● **Task to carry out**:
Please write out the complete listing that follows, exactly as it reads.

-- Start of Material supplied --

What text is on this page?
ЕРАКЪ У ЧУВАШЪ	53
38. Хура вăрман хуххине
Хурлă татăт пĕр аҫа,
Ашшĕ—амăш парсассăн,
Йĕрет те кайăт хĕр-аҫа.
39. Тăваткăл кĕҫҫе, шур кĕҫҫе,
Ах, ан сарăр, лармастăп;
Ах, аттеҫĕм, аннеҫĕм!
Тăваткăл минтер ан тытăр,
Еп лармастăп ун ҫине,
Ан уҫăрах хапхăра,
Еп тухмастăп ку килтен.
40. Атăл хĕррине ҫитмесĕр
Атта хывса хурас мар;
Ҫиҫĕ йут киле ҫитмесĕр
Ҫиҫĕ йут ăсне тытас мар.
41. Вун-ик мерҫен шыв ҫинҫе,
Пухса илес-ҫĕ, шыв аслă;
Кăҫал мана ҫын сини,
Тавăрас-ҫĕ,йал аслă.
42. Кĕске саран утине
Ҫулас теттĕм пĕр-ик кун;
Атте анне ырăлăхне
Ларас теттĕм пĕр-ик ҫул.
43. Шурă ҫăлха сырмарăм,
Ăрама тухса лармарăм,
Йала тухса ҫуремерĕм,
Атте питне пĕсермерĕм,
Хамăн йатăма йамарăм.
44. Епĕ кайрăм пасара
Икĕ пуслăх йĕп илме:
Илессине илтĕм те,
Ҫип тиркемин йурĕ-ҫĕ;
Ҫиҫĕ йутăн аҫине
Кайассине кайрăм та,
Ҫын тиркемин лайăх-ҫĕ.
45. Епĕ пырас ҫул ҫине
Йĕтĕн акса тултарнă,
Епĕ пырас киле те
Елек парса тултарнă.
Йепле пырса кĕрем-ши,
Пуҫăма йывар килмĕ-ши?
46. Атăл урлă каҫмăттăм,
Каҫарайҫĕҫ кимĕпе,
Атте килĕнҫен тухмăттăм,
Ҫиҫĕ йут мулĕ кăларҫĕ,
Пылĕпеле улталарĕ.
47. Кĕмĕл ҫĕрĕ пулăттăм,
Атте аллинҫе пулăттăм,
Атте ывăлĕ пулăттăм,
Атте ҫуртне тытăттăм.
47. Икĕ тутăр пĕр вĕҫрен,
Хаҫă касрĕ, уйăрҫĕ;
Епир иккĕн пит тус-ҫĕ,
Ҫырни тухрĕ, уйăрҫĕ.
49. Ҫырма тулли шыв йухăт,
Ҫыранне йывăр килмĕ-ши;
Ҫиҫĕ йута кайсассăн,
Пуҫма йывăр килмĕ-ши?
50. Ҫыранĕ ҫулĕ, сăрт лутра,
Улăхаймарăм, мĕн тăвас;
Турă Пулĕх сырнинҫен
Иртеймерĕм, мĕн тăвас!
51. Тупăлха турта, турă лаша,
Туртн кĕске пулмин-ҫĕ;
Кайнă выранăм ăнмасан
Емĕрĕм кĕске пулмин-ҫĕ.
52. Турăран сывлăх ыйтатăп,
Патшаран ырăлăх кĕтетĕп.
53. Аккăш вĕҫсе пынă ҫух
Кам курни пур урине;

-- End of Material supplied --

● **Finished task**:
What text is on this page?
ЕРАКЪ У ЧУВАШЪ	53
38. Хура вăрман хуххине
Хурлă татăт пĕр аҫа,
Ашшĕ—амăш парсассăн,
Йĕрет те кайăт хĕр-аҫа.
39. Тăваткăл кĕҫҫе, шур кĕҫҫе,
Ах, ан сарăр, лармастăп;
Ах, аттеҫĕм, аннеҫĕм!
Тăваткăл минтер ан тытăр,
Еп лармастăп ун ҫине,
Ан уҫăрах хапхăра,
Еп тухмастăп ку килтен.
40. Атăл хĕррине ҫитмесĕр
Атта хывса хурас мар;
Ҫиҫĕ йут киле ҫитмесĕр
Ҫиҫĕ йут ăсне тытас мар.
41. Вун-ик мерҫен шыв ҫинҫе,
Пухса илес-ҫĕ, шыв аслă;
Кăҫал мана ҫын сини,
Тавăрас-ҫĕ,йал аслă.
42. Кĕске саран утине
Ҫулас теттĕм пĕр-ик кун;
Атте анне ырăлăхне
Ларас теттĕм пĕр-ик ҫул.
43. Шурă ҫăлха сырмарăм,
Ăрама тухса лармарăм,
Йала тухса ҫуремерĕм,
Атте питне пĕсермерĕм,
Хамăн йатăма йамарăм.
44. Епĕ кайрăм пасара
Икĕ пуслăх йĕп илме:
Илессине илтĕм те,
Ҫип тиркемин йурĕ-ҫĕ;
Ҫиҫĕ йутăн аҫине
Кайассине кайрăм та,
Ҫын тиркемин лайăх-ҫĕ.
45. Епĕ пырас ҫул ҫине
Йĕтĕн акса тултарнă,
Епĕ пырас киле те
Елек парса тултарнă.
Йепле пырса кĕрем-ши,
Пуҫăма йывар килмĕ-ши?
46. Атăл урлă каҫмăттăм,
Каҫарайҫĕҫ кимĕпе,
Атте килĕнҫен тухмăттăм,
Ҫиҫĕ йут мулĕ кăларҫĕ,
Пылĕпеле улталарĕ.
47. Кĕмĕл ҫĕрĕ пулăттăм,
Атте аллинҫе пулăттăм,
Атте ывăлĕ пулăттăм,
Атте ҫуртне тытăттăм.
47. Икĕ тутăр пĕр вĕҫрен,
Хаҫă касрĕ, уйăрҫĕ;
Епир иккĕн пит тус-ҫĕ,
Ҫырни тухрĕ, уйăрҫĕ.
49. Ҫырма тулли шыв йухăт,
Ҫыранне йывăр килмĕ-ши;
Ҫиҫĕ йута кайсассăн,
Пуҫма йывăр килмĕ-ши?
50. Ҫыранĕ ҫулĕ, сăрт лутра,
Улăхаймарăм, мĕн тăвас;
Турă Пулĕх сырнинҫен
Иртеймерĕм, мĕн тăвас!
51. Тупăлха турта, турă лаша,
Туртн кĕске пулмин-ҫĕ;
Кайнă выранăм ăнмасан
Емĕрĕм кĕске пулмин-ҫĕ.
52. Турăран сывлăх ыйтатăп,
Патшаран ырăлăх кĕтетĕп.
53. Аккăш вĕҫсе пынă ҫух
Кам курни пур урине;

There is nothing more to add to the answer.